_WHAT IS ASKED:_
In this exercise, return the whole listing exactly, excluding any images.

_DATA FOR THIS TASK:_
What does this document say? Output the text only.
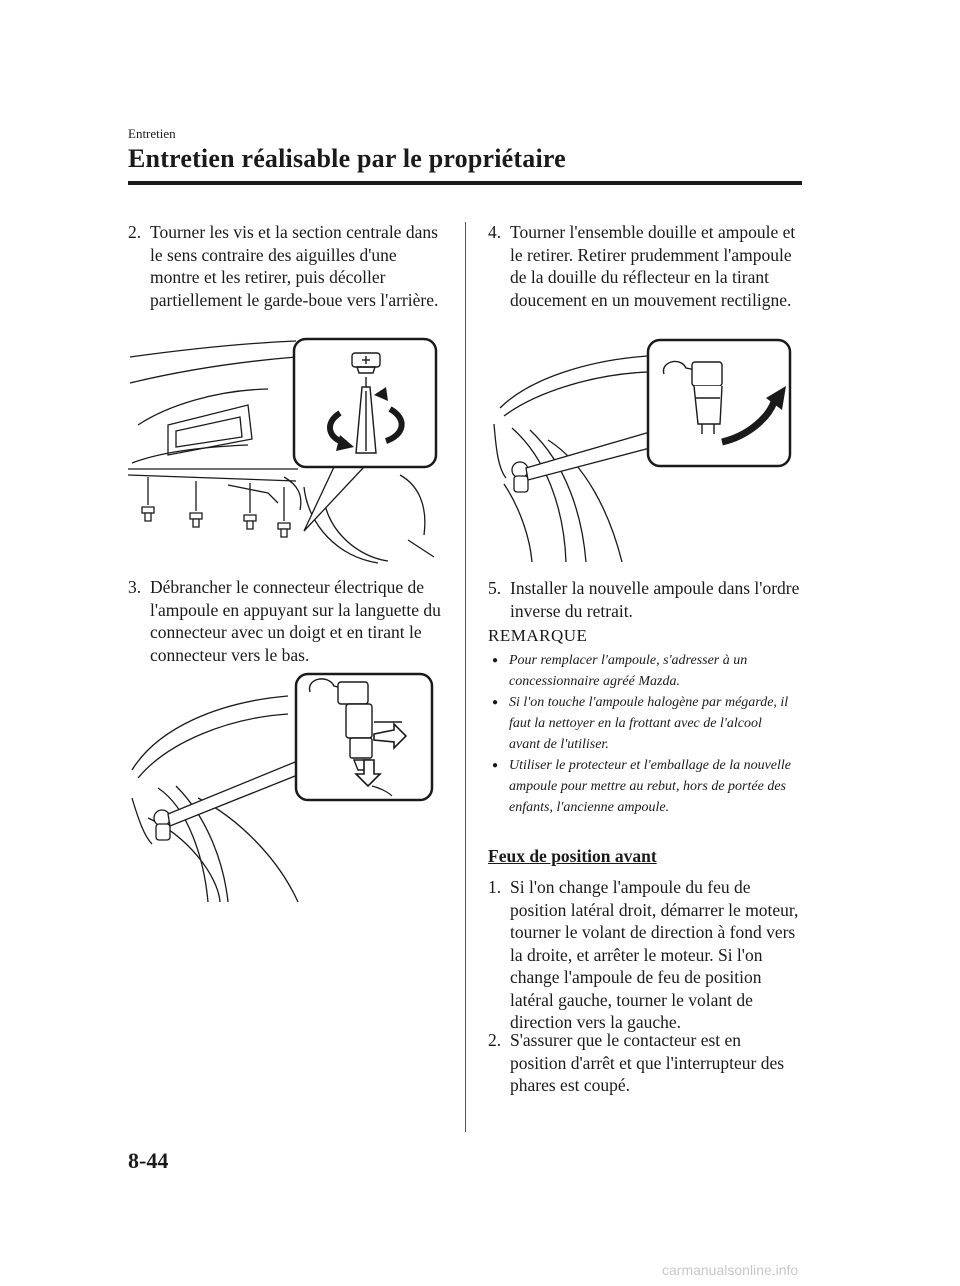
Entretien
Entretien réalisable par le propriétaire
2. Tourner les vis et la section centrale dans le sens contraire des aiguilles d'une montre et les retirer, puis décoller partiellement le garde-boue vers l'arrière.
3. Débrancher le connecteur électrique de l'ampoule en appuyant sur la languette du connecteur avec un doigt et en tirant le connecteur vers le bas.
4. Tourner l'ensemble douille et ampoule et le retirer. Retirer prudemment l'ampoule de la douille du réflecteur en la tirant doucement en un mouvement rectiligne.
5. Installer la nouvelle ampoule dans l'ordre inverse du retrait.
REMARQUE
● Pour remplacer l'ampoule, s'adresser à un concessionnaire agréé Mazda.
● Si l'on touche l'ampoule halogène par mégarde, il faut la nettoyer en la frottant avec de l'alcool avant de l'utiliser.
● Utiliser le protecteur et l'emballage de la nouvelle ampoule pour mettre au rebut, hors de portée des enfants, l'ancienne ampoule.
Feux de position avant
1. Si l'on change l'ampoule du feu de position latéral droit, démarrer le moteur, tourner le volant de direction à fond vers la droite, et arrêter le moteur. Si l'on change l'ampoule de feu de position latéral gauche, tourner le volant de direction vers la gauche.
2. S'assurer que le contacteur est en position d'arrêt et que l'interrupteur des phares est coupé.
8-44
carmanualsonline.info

_FULL OUTPUT:_
What does this document say? Output the text only.
Entretien
Entretien réalisable par le propriétaire
2. Tourner les vis et la section centrale dans le sens contraire des aiguilles d'une montre et les retirer, puis décoller partiellement le garde-boue vers l'arrière.
3. Débrancher le connecteur électrique de l'ampoule en appuyant sur la languette du connecteur avec un doigt et en tirant le connecteur vers le bas.
4. Tourner l'ensemble douille et ampoule et le retirer. Retirer prudemment l'ampoule de la douille du réflecteur en la tirant doucement en un mouvement rectiligne.
5. Installer la nouvelle ampoule dans l'ordre inverse du retrait.
REMARQUE
● Pour remplacer l'ampoule, s'adresser à un concessionnaire agréé Mazda.
● Si l'on touche l'ampoule halogène par mégarde, il faut la nettoyer en la frottant avec de l'alcool avant de l'utiliser.
● Utiliser le protecteur et l'emballage de la nouvelle ampoule pour mettre au rebut, hors de portée des enfants, l'ancienne ampoule.
Feux de position avant
1. Si l'on change l'ampoule du feu de position latéral droit, démarrer le moteur, tourner le volant de direction à fond vers la droite, et arrêter le moteur. Si l'on change l'ampoule de feu de position latéral gauche, tourner le volant de direction vers la gauche.
2. S'assurer que le contacteur est en position d'arrêt et que l'interrupteur des phares est coupé.
8-44
carmanualsonline.info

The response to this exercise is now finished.